Dataset rows »
-=-=-=-=-
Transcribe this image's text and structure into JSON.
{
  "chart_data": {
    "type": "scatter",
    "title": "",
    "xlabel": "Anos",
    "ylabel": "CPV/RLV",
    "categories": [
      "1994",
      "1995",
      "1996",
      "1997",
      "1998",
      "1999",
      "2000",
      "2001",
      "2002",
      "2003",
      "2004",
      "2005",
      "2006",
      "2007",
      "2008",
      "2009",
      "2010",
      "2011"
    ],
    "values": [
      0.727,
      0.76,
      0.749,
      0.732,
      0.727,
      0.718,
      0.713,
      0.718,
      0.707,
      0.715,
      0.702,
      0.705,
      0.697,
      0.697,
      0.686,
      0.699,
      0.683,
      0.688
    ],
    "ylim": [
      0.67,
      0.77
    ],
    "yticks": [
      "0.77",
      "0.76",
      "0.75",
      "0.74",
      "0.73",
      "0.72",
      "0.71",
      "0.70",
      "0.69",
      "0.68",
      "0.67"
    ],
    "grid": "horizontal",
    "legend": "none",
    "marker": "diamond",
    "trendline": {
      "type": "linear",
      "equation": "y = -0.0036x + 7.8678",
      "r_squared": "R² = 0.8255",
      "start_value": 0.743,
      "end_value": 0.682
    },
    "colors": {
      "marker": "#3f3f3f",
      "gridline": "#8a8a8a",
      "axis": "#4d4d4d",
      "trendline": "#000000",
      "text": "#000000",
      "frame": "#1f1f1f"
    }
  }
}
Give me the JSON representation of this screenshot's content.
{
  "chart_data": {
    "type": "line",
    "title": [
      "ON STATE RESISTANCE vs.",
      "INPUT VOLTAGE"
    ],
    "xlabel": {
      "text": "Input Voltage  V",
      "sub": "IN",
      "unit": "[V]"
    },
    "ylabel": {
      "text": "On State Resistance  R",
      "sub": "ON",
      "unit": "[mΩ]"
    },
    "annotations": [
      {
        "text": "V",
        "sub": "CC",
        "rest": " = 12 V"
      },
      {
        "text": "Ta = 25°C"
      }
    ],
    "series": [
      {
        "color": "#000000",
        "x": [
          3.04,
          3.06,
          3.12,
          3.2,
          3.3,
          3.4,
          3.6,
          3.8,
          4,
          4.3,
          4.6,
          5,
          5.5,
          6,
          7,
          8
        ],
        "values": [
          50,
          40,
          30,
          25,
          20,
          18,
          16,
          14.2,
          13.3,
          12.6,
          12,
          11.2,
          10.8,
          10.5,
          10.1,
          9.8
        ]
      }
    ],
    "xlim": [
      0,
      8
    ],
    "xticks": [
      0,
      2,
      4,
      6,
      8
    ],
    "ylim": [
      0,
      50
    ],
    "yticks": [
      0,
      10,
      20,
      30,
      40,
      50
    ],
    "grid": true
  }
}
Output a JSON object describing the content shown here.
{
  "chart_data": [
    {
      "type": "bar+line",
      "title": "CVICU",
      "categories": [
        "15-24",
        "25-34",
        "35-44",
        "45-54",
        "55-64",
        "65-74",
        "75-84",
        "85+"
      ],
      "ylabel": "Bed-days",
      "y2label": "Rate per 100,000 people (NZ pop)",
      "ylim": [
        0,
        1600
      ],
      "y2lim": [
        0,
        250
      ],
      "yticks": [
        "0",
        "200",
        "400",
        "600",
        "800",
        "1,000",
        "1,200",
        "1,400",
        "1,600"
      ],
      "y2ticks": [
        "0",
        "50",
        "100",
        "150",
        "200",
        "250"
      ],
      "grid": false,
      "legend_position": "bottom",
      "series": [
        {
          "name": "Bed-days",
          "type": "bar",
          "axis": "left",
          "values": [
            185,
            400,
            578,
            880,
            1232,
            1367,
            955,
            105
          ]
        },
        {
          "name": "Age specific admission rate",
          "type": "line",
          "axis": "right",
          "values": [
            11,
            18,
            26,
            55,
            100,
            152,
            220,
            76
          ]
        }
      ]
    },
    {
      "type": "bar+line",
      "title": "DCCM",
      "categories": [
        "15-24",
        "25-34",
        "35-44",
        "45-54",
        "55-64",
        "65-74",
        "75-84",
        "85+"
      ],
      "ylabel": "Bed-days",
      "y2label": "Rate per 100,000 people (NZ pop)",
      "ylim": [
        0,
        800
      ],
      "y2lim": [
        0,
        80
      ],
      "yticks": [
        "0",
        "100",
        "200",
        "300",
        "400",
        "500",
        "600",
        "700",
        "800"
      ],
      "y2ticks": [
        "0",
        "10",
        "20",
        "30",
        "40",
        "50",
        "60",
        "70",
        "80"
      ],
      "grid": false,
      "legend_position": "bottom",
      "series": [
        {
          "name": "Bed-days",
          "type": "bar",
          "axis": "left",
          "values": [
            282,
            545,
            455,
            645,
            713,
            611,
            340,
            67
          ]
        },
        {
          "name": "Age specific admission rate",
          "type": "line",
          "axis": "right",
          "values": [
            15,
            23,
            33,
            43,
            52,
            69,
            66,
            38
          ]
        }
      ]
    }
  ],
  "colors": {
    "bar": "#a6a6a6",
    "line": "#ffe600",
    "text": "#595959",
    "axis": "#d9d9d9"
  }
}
-=-=-=-=-
Exercise instructions »
Count the lines in which the string "this" appears, then report only that figure.

The reply »
2